* EXERCISE DETAILS:
Type every record exactly as it appears.

(Stored items from a collection)
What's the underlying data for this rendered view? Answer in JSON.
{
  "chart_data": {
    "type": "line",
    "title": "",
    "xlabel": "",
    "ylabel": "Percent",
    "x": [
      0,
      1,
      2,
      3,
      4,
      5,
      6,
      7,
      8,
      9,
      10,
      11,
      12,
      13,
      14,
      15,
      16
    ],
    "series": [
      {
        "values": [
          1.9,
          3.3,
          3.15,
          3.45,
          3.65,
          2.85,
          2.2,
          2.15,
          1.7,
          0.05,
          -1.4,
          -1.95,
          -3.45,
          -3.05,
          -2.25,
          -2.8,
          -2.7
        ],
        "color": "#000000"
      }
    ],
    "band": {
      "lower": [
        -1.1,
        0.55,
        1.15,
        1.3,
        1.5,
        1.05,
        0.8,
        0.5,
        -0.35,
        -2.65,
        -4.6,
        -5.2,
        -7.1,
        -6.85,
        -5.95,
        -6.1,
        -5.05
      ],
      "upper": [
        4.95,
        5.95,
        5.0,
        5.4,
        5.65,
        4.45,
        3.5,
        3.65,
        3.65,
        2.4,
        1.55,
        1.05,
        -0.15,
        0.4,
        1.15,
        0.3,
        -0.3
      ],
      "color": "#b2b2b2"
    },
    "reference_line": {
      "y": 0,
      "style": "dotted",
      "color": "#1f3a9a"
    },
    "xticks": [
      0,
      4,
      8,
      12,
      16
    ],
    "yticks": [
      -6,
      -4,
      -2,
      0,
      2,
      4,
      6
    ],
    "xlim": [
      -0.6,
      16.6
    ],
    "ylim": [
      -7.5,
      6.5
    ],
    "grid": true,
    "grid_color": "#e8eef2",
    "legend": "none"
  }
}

* EXERCISE RESPONSE:
What's the underlying data for this rendered view? Answer in JSON.
{
  "chart_data": {
    "type": "line",
    "title": "",
    "xlabel": "",
    "ylabel": "Percent",
    "x": [
      0,
      1,
      2,
      3,
      4,
      5,
      6,
      7,
      8,
      9,
      10,
      11,
      12,
      13,
      14,
      15,
      16
    ],
    "series": [
      {
        "values": [
          1.9,
          3.3,
          3.15,
          3.45,
          3.65,
          2.85,
          2.2,
          2.15,
          1.7,
          0.05,
          -1.4,
          -1.95,
          -3.45,
          -3.05,
          -2.25,
          -2.8,
          -2.7
        ],
        "color": "#000000"
      }
    ],
    "band": {
      "lower": [
        -1.1,
        0.55,
        1.15,
        1.3,
        1.5,
        1.05,
        0.8,
        0.5,
        -0.35,
        -2.65,
        -4.6,
        -5.2,
        -7.1,
        -6.85,
        -5.95,
        -6.1,
        -5.05
      ],
      "upper": [
        4.95,
        5.95,
        5.0,
        5.4,
        5.65,
        4.45,
        3.5,
        3.65,
        3.65,
        2.4,
        1.55,
        1.05,
        -0.15,
        0.4,
        1.15,
        0.3,
        -0.3
      ],
      "color": "#b2b2b2"
    },
    "reference_line": {
      "y": 0,
      "style": "dotted",
      "color": "#1f3a9a"
    },
    "xticks": [
      0,
      4,
      8,
      12,
      16
    ],
    "yticks": [
      -6,
      -4,
      -2,
      0,
      2,
      4,
      6
    ],
    "xlim": [
      -0.6,
      16.6
    ],
    "ylim": [
      -7.5,
      6.5
    ],
    "grid": true,
    "grid_color": "#e8eef2",
    "legend": "none"
  }
}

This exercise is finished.